## What you have to do:
Each line containing the word "text" needs to be copied.

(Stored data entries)
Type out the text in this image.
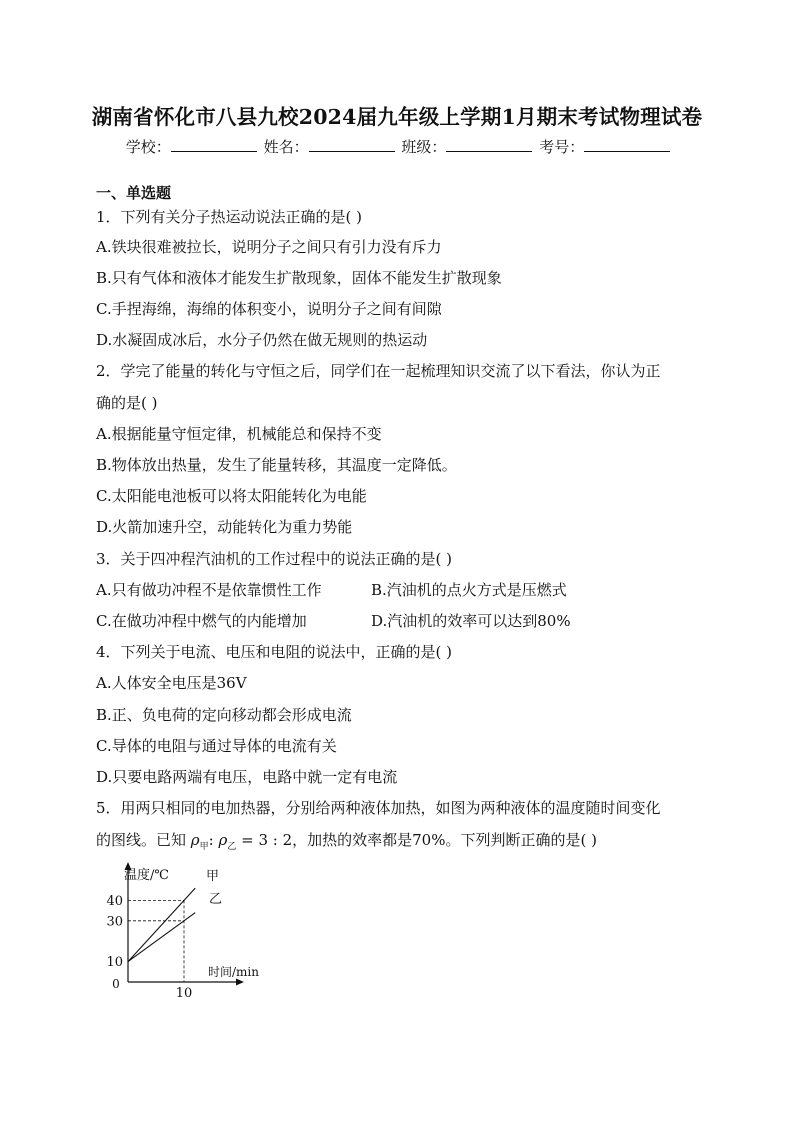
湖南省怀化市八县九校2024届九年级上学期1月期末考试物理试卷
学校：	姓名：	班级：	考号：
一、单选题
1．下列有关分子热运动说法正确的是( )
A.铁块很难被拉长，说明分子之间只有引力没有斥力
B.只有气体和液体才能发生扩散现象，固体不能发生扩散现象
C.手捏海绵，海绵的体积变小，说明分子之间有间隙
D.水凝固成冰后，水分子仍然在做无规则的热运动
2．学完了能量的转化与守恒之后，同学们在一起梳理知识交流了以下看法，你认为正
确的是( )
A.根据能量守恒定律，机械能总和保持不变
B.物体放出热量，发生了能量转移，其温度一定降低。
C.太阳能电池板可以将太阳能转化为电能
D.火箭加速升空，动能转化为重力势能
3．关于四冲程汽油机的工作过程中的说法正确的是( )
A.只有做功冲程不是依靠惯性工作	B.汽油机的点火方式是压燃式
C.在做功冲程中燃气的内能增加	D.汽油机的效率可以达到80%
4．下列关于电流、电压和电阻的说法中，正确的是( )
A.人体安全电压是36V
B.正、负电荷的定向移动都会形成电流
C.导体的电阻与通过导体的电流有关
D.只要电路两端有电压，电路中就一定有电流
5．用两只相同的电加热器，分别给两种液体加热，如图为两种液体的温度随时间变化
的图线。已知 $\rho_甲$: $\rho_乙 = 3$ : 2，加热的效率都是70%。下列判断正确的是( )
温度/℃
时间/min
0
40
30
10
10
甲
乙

--

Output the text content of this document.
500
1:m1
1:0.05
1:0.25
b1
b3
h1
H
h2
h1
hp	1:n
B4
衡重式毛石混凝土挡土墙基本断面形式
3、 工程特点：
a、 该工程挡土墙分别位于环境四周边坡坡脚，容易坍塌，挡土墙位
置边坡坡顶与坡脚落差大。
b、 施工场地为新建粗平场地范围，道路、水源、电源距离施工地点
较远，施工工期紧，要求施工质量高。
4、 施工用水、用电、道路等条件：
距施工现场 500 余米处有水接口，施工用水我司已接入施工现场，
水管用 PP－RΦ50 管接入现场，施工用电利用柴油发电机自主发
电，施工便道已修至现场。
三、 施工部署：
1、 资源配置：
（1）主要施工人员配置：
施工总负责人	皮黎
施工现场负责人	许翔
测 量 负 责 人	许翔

## The output:
Type out the text in this image.
Output the text content of this document.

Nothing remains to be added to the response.